**REQUIREMENTS:** Look for "баббита" in each line of the entries, and return the matching lines.

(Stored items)
--

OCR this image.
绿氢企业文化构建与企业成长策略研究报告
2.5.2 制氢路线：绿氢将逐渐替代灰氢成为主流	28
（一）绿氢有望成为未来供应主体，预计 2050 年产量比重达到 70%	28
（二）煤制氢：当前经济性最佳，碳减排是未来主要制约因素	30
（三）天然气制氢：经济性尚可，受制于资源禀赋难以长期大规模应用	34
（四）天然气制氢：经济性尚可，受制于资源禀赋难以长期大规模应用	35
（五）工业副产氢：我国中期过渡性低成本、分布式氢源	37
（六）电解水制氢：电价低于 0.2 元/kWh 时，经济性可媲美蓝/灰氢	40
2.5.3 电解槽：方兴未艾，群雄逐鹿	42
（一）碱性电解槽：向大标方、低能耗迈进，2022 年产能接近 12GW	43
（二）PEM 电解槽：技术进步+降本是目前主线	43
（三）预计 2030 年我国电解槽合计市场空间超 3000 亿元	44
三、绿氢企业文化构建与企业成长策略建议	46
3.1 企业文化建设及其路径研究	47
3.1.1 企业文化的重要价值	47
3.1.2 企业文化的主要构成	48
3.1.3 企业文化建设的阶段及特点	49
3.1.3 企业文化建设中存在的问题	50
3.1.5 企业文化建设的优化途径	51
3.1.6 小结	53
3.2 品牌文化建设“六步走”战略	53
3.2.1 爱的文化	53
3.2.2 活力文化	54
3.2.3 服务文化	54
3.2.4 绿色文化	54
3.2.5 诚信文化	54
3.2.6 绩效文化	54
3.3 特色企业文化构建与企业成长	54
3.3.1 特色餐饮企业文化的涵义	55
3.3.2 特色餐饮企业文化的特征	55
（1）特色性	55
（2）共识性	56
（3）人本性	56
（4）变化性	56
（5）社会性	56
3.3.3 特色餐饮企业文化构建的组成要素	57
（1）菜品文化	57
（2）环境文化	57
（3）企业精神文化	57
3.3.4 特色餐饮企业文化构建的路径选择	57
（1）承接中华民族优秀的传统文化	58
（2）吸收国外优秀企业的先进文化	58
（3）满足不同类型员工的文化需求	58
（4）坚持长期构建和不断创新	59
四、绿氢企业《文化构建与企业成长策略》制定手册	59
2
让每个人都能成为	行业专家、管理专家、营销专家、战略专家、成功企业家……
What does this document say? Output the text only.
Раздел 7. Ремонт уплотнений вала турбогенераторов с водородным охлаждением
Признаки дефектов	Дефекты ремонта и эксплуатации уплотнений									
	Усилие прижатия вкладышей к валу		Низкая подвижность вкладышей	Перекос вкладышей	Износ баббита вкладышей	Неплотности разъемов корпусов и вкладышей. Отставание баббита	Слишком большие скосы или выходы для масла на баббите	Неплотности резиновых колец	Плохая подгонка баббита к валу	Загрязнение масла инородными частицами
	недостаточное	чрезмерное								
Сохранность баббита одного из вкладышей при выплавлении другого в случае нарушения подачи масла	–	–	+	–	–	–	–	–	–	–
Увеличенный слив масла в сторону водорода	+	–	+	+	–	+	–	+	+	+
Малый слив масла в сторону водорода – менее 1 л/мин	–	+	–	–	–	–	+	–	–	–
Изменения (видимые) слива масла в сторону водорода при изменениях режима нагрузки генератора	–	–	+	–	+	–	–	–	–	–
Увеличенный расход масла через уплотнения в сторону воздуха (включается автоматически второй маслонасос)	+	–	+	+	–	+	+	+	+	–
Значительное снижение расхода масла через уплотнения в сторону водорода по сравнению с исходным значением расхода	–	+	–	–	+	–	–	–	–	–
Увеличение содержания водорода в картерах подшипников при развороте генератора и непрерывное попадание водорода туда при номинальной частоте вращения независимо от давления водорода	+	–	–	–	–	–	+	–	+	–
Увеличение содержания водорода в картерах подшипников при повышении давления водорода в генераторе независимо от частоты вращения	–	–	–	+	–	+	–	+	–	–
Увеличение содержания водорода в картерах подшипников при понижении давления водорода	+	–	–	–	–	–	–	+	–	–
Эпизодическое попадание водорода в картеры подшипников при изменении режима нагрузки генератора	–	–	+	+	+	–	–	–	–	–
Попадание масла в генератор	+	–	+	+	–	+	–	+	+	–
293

--

**OUTPUT FOR THIS EXERCISE:**
	Усилие прижатия вкладышей к валу		Низкая подвижность вкладышей	Перекос вкладышей	Износ баббита вкладышей	Неплотности разъемов корпусов и вкладышей. Отставание баббита	Слишком большие скосы или выходы для масла на баббите	Неплотности резиновых колец	Плохая подгонка баббита к валу	Загрязнение масла инородными частицами
Сохранность баббита одного из вкладышей при выплавлении другого в случае нарушения подачи масла	–	–	+	–	–	–	–	–	–	–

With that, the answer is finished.